## begin
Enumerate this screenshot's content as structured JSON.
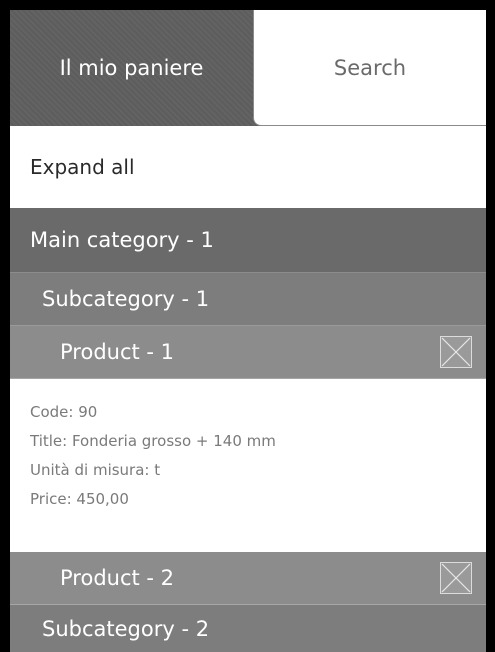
{
  "tabs": {
    "basket": "Il mio paniere",
    "search": "Search"
  },
  "expand_all": "Expand all",
  "main_category": "Main category - 1",
  "subcategories": [
    {
      "label": "Subcategory - 1"
    },
    {
      "label": "Subcategory - 2"
    }
  ],
  "products": [
    {
      "label": "Product - 1",
      "details": {
        "code": "Code: 90",
        "title": "Title: Fonderia grosso + 140 mm",
        "unit": "Unità di misura: t",
        "price": "Price: 450,00"
      }
    },
    {
      "label": "Product - 2"
    }
  ],
  "icons": {
    "remove": "close-icon"
  },
  "colors": {
    "active_tab": "#5f5f5f",
    "main_category": "#6a6a6a",
    "subcategory": "#7d7d7d",
    "product": "#8c8c8c"
  }
}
## end
**What you are asked to do**. Keep the pictures out and write out the records exactly.

**Answer to this task**.
Enumerate this screenshot's content as structured JSON.
{
  "tabs": {
    "basket": "Il mio paniere",
    "search": "Search"
  },
  "expand_all": "Expand all",
  "main_category": "Main category - 1",
  "subcategories": [
    {
      "label": "Subcategory - 1"
    },
    {
      "label": "Subcategory - 2"
    }
  ],
  "products": [
    {
      "label": "Product - 1",
      "details": {
        "code": "Code: 90",
        "title": "Title: Fonderia grosso + 140 mm",
        "unit": "Unità di misura: t",
        "price": "Price: 450,00"
      }
    },
    {
      "label": "Product - 2"
    }
  ],
  "icons": {
    "remove": "close-icon"
  },
  "colors": {
    "active_tab": "#5f5f5f",
    "main_category": "#6a6a6a",
    "subcategory": "#7d7d7d",
    "product": "#8c8c8c"
  }
}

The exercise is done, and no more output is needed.